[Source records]
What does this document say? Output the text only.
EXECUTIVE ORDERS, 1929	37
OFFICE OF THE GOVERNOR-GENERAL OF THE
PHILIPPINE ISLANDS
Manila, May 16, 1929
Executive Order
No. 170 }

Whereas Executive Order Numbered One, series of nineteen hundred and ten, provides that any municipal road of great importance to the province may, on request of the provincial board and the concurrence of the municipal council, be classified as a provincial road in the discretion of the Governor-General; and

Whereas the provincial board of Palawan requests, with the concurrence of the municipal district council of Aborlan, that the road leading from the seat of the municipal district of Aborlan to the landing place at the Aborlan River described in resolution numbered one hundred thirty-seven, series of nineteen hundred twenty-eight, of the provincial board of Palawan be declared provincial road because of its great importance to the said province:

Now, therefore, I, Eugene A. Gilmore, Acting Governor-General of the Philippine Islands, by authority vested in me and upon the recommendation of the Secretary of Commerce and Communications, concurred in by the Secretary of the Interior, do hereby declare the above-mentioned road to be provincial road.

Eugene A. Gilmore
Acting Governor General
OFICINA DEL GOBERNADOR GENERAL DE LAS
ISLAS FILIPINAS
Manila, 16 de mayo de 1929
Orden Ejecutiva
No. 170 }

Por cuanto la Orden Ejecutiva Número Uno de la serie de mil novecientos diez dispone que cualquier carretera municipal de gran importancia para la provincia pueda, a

## Given instruction:
Search the entries for the string "series" and collect each line that has it.

## Task result:
Whereas Executive Order Numbered One, series of nineteen hundred and ten, provides that any municipal road of great importance to the province may, on request of the provincial board and the concurrence of the municipal council, be classified as a provincial road in the discretion of the Governor-General; and
Whereas the provincial board of Palawan requests, with the concurrence of the municipal district council of Aborlan, that the road leading from the seat of the municipal district of Aborlan to the landing place at the Aborlan River described in resolution numbered one hundred thirty-seven, series of nineteen hundred twenty-eight, of the provincial board of Palawan be declared provincial road because of its great importance to the said province:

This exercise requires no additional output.